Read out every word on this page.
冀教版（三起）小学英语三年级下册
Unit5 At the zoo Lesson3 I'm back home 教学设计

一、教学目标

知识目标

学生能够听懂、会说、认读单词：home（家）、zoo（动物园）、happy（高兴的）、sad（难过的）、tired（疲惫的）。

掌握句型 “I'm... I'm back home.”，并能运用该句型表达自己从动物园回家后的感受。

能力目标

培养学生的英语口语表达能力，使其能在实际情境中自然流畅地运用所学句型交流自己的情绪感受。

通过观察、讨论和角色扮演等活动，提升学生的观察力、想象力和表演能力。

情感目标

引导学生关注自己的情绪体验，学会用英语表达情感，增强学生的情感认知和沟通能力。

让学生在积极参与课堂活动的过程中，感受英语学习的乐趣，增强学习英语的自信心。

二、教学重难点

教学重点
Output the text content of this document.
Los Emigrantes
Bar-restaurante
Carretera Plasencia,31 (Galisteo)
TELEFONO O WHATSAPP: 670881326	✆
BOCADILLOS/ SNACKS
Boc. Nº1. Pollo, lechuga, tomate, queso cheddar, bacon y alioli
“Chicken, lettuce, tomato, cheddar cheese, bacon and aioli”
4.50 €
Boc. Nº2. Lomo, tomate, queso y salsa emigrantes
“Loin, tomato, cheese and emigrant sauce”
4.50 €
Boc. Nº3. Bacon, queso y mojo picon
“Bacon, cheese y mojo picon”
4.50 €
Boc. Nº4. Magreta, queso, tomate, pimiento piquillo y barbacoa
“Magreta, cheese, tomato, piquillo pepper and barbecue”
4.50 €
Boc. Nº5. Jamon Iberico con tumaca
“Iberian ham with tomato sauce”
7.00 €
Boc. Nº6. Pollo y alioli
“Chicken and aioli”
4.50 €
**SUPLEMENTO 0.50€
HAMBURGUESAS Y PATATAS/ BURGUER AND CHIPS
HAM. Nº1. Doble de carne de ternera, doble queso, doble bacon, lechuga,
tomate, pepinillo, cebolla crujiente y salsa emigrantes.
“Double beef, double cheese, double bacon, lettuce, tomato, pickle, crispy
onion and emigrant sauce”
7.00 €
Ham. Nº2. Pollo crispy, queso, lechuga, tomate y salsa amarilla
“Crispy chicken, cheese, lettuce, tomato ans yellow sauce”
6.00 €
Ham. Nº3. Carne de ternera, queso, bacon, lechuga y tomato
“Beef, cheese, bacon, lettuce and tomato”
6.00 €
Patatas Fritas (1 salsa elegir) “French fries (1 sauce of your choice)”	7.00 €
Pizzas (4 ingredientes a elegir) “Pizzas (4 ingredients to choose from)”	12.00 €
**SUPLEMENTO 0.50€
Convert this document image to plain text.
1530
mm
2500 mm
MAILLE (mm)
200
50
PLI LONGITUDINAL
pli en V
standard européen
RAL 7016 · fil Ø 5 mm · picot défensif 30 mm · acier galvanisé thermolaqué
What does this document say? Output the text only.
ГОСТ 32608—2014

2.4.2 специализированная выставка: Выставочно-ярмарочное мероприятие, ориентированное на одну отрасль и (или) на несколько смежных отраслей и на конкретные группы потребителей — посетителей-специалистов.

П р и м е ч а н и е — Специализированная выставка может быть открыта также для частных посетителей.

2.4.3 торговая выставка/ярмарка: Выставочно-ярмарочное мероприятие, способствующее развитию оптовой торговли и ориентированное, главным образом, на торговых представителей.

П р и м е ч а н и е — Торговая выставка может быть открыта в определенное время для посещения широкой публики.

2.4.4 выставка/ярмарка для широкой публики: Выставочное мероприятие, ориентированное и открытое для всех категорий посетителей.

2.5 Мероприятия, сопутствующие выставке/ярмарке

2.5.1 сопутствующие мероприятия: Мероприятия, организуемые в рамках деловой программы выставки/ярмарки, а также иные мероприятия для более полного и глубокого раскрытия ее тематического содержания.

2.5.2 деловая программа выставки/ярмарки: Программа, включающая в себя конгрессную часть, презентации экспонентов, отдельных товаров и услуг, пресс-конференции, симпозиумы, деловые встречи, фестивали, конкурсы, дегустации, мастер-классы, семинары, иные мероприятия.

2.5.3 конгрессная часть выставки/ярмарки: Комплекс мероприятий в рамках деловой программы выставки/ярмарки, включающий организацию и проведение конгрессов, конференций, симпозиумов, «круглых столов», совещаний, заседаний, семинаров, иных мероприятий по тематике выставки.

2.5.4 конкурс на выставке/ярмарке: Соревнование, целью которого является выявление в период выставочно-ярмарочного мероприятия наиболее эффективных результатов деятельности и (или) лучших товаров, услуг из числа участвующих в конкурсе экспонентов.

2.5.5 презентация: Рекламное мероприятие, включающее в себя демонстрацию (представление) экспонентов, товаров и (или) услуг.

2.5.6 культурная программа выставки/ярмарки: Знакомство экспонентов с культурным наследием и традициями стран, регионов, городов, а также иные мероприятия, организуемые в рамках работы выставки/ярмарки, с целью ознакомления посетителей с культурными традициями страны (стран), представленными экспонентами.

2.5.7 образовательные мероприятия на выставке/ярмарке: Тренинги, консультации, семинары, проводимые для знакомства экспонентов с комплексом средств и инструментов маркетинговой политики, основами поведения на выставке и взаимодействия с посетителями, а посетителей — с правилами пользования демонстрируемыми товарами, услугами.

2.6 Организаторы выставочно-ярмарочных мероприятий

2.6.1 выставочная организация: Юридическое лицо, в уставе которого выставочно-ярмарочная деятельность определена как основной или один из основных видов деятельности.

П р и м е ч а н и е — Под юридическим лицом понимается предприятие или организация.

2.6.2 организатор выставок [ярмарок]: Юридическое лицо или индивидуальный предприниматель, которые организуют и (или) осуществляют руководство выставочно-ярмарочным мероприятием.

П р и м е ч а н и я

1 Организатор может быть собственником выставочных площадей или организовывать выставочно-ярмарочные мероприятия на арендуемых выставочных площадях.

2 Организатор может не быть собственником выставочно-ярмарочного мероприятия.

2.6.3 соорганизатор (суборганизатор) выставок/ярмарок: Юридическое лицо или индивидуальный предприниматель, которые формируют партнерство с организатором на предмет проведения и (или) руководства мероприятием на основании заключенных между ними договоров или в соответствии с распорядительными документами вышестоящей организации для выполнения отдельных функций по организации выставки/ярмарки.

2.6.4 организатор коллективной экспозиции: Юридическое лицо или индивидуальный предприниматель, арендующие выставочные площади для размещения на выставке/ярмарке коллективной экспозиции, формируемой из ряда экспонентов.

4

**The task**
Copy all lines of the listing above that contain the string "которые".

**The answer**
2.6.2 организатор выставок [ярмарок]: Юридическое лицо или индивидуальный предприниматель, которые организуют и (или) осуществляют руководство выставочно-ярмарочным мероприятием.
2.6.3 соорганизатор (суборганизатор) выставок/ярмарок: Юридическое лицо или индивидуальный предприниматель, которые формируют партнерство с организатором на предмет проведения и (или) руководства мероприятием на основании заключенных между ними договоров или в соответствии с распорядительными документами вышестоящей организации для выполнения отдельных функций по организации выставки/ярмарки.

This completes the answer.